#### The data ####

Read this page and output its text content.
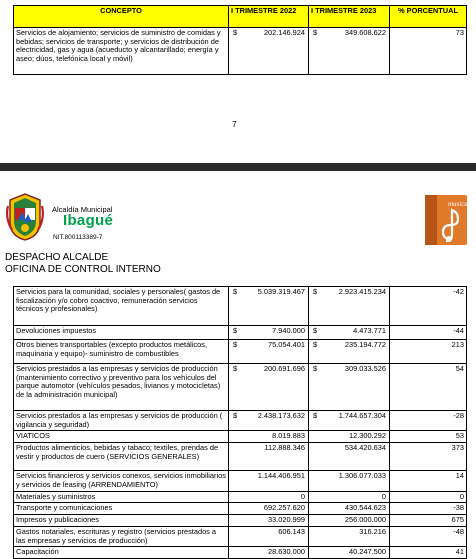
CONCEPTO	I TRIMESTRE 2022	I TRIMESTRE 2023	% PORCENTUAL
Servicios de alojamiento; servicios de suministro de comidas y bebidas; servicios de transporte; y servicios de distribución de electricidad, gas y agua (acueducto y alcantarillado; energía y aseo; dúos, telefónica local y móvil)	$ 202.146.924	$ 349.608.622	73
7
Alcaldía Municipal
Ibagué
NIT.800113389-7
musical
DESPACHO ALCALDE
OFICINA DE CONTROL INTERNO
Servicios para la comunidad, sociales y personales( gastos de fiscalización y/o cobro coactivo, remuneración servicios técnicos y profesionales)	$ 5.039.319.467	$ 2.923.415.234	-42
Devoluciones impuestos	$ 7.940.000	$ 4.473.771	-44
Otros bienes transportables (excepto productos metálicos, maquinaria y equipo)- suministro de combustibles	$ 75.054.401	$ 235.194.772	213
Servicios prestados a las empresas y servicios de producción (mantenimiento correctivo y preventivo para los vehículos del parque automotor (vehículos pesados, livianos y motocicletas) de la administración municipal)	$ 200.691.696	$ 309.033.526	54
Servicios prestados a las empresas y servicios de producción ( vigilancia y seguridad)	$ 2.438.173.632	$ 1.744.657.304	-28
VIATICOS	8.019.883	12.300.292	53
Productos alimenticios, bebidas y tabaco; textiles, prendas de vestir y productos de cuero (SERVICIOS GENERALES)	112.888.346	534.420.634	373
Servicios financieros y servicios conexos, servicios inmobiliarios y servicios de leasing (ARRENDAMIENTO)	1.144.406.951	1.306.077.033	14
Materiales y suministros	0	0	0
Transporte y comunicaciones	692.257.620	430.544.623	-38
Impresos y publicaciones	33.020.999	256.000.000	675
Gastos notariales, escrituras y registro (servicios prestados a las empresas y servicios de producción)	606.143	316.216	-48
Capacitación	28.630.000	40.247.500	41
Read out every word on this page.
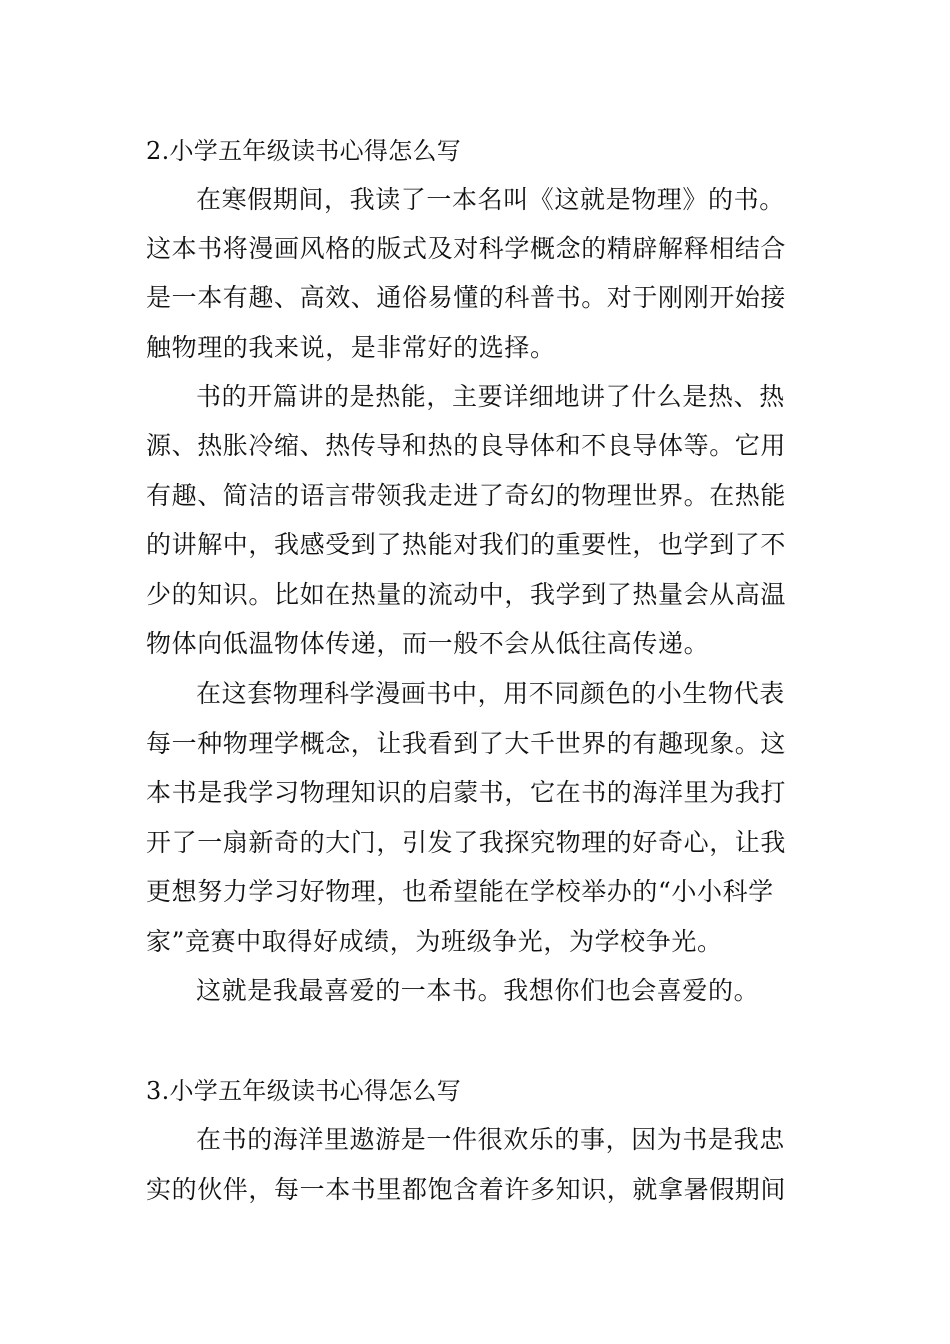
2.小学五年级读书心得怎么写
在寒假期间，我读了一本名叫《这就是物理》的书。
这本书将漫画风格的版式及对科学概念的精辟解释相结合
是一本有趣、高效、通俗易懂的科普书。对于刚刚开始接
触物理的我来说，是非常好的选择。
书的开篇讲的是热能，主要详细地讲了什么是热、热
源、热胀冷缩、热传导和热的良导体和不良导体等。它用
有趣、简洁的语言带领我走进了奇幻的物理世界。在热能
的讲解中，我感受到了热能对我们的重要性，也学到了不
少的知识。比如在热量的流动中，我学到了热量会从高温
物体向低温物体传递，而一般不会从低往高传递。
在这套物理科学漫画书中，用不同颜色的小生物代表
每一种物理学概念，让我看到了大千世界的有趣现象。这
本书是我学习物理知识的启蒙书，它在书的海洋里为我打
开了一扇新奇的大门，引发了我探究物理的好奇心，让我
更想努力学习好物理，也希望能在学校举办的“小小科学
家”竞赛中取得好成绩，为班级争光，为学校争光。
这就是我最喜爱的一本书。我想你们也会喜爱的。
3.小学五年级读书心得怎么写
在书的海洋里遨游是一件很欢乐的事，因为书是我忠
实的伙伴，每一本书里都饱含着许多知识，就拿暑假期间
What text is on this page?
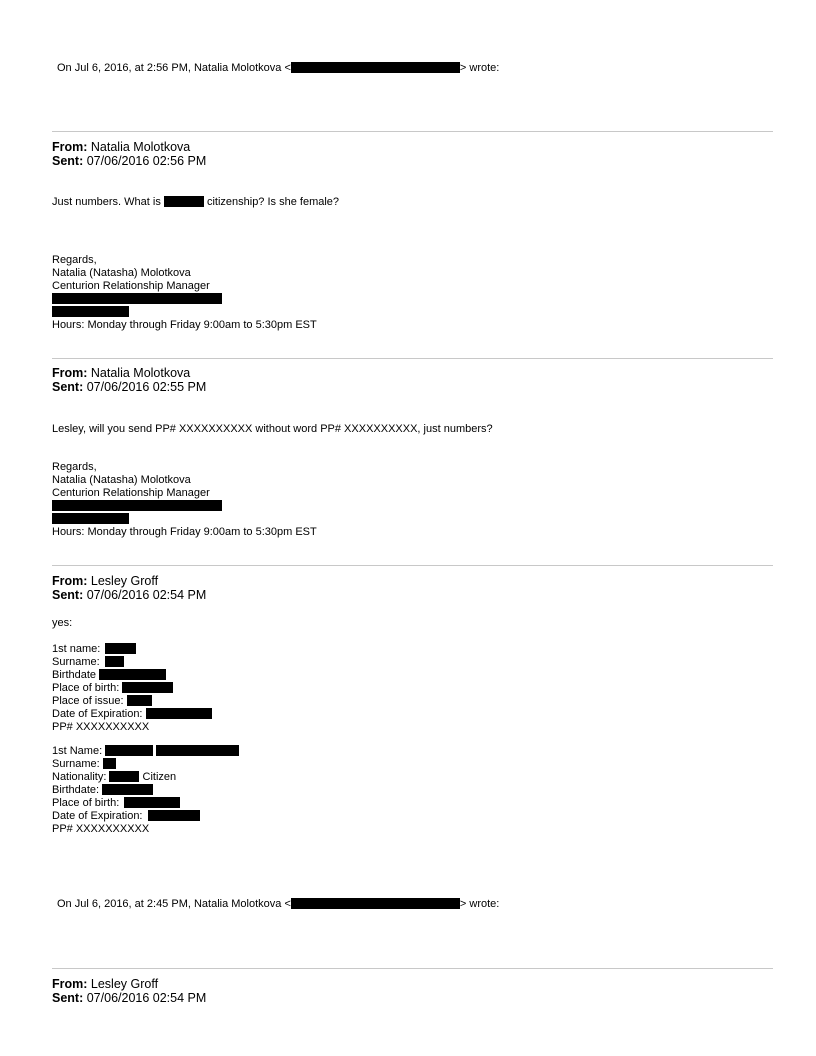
On Jul 6, 2016, at 2:56 PM, Natalia Molotkova <	> wrote:
From: Natalia Molotkova
Sent: 07/06/2016 02:56 PM
Just numbers. What is	citizenship? Is she female?
Regards,
Natalia (Natasha) Molotkova
Centurion Relationship Manager
Hours: Monday through Friday 9:00am to 5:30pm EST
From: Natalia Molotkova
Sent: 07/06/2016 02:55 PM
Lesley, will you send PP# XXXXXXXXXX without word PP# XXXXXXXXXX, just numbers?
Regards,
Natalia (Natasha) Molotkova
Centurion Relationship Manager
Hours: Monday through Friday 9:00am to 5:30pm EST
From: Lesley Groff
Sent: 07/06/2016 02:54 PM
yes:
1st name:
Surname:
Birthdate
Place of birth:
Place of issue:
Date of Expiration:
PP# XXXXXXXXXX
1st Name:
Surname:
Nationality:	Citizen
Birthdate:
Place of birth:
Date of Expiration:
PP# XXXXXXXXXX
On Jul 6, 2016, at 2:45 PM, Natalia Molotkova <	> wrote:
From: Lesley Groff
Sent: 07/06/2016 02:54 PM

####

Work required> Every record above should be written out again exactly; the pictures stay out of the copy.

Correct answer>
Read this page and output its text content.
CONCEPTO	I TRIMESTRE 2022	I TRIMESTRE 2023	% PORCENTUAL
Servicios de alojamiento; servicios de suministro de comidas y bebidas; servicios de transporte; y servicios de distribución de electricidad, gas y agua (acueducto y alcantarillado; energía y aseo; dúos, telefónica local y móvil)	$ 202.146.924	$ 349.608.622	73
7
Alcaldía Municipal
Ibagué
NIT.800113389-7
musical
DESPACHO ALCALDE
OFICINA DE CONTROL INTERNO
Servicios para la comunidad, sociales y personales( gastos de fiscalización y/o cobro coactivo, remuneración servicios técnicos y profesionales)	$ 5.039.319.467	$ 2.923.415.234	-42
Devoluciones impuestos	$ 7.940.000	$ 4.473.771	-44
Otros bienes transportables (excepto productos metálicos, maquinaria y equipo)- suministro de combustibles	$ 75.054.401	$ 235.194.772	213
Servicios prestados a las empresas y servicios de producción (mantenimiento correctivo y preventivo para los vehículos del parque automotor (vehículos pesados, livianos y motocicletas) de la administración municipal)	$ 200.691.696	$ 309.033.526	54
Servicios prestados a las empresas y servicios de producción ( vigilancia y seguridad)	$ 2.438.173.632	$ 1.744.657.304	-28
VIATICOS	8.019.883	12.300.292	53
Productos alimenticios, bebidas y tabaco; textiles, prendas de vestir y productos de cuero (SERVICIOS GENERALES)	112.888.346	534.420.634	373
Servicios financieros y servicios conexos, servicios inmobiliarios y servicios de leasing (ARRENDAMIENTO)	1.144.406.951	1.306.077.033	14
Materiales y suministros	0	0	0
Transporte y comunicaciones	692.257.620	430.544.623	-38
Impresos y publicaciones	33.020.999	256.000.000	675
Gastos notariales, escrituras y registro (servicios prestados a las empresas y servicios de producción)	606.143	316.216	-48
Capacitación	28.630.000	40.247.500	41
Read out every word on this page.
2.小学五年级读书心得怎么写
在寒假期间，我读了一本名叫《这就是物理》的书。
这本书将漫画风格的版式及对科学概念的精辟解释相结合
是一本有趣、高效、通俗易懂的科普书。对于刚刚开始接
触物理的我来说，是非常好的选择。
书的开篇讲的是热能，主要详细地讲了什么是热、热
源、热胀冷缩、热传导和热的良导体和不良导体等。它用
有趣、简洁的语言带领我走进了奇幻的物理世界。在热能
的讲解中，我感受到了热能对我们的重要性，也学到了不
少的知识。比如在热量的流动中，我学到了热量会从高温
物体向低温物体传递，而一般不会从低往高传递。
在这套物理科学漫画书中，用不同颜色的小生物代表
每一种物理学概念，让我看到了大千世界的有趣现象。这
本书是我学习物理知识的启蒙书，它在书的海洋里为我打
开了一扇新奇的大门，引发了我探究物理的好奇心，让我
更想努力学习好物理，也希望能在学校举办的“小小科学
家”竞赛中取得好成绩，为班级争光，为学校争光。
这就是我最喜爱的一本书。我想你们也会喜爱的。
3.小学五年级读书心得怎么写
在书的海洋里遨游是一件很欢乐的事，因为书是我忠
实的伙伴，每一本书里都饱含着许多知识，就拿暑假期间
What text is on this page?
On Jul 6, 2016, at 2:56 PM, Natalia Molotkova <	> wrote:
From: Natalia Molotkova
Sent: 07/06/2016 02:56 PM
Just numbers. What is	citizenship? Is she female?
Regards,
Natalia (Natasha) Molotkova
Centurion Relationship Manager
Hours: Monday through Friday 9:00am to 5:30pm EST
From: Natalia Molotkova
Sent: 07/06/2016 02:55 PM
Lesley, will you send PP# XXXXXXXXXX without word PP# XXXXXXXXXX, just numbers?
Regards,
Natalia (Natasha) Molotkova
Centurion Relationship Manager
Hours: Monday through Friday 9:00am to 5:30pm EST
From: Lesley Groff
Sent: 07/06/2016 02:54 PM
yes:
1st name:
Surname:
Birthdate
Place of birth:
Place of issue:
Date of Expiration:
PP# XXXXXXXXXX
1st Name:
Surname:
Nationality:	Citizen
Birthdate:
Place of birth:
Date of Expiration:
PP# XXXXXXXXXX
On Jul 6, 2016, at 2:45 PM, Natalia Molotkova <	> wrote:
From: Lesley Groff
Sent: 07/06/2016 02:54 PM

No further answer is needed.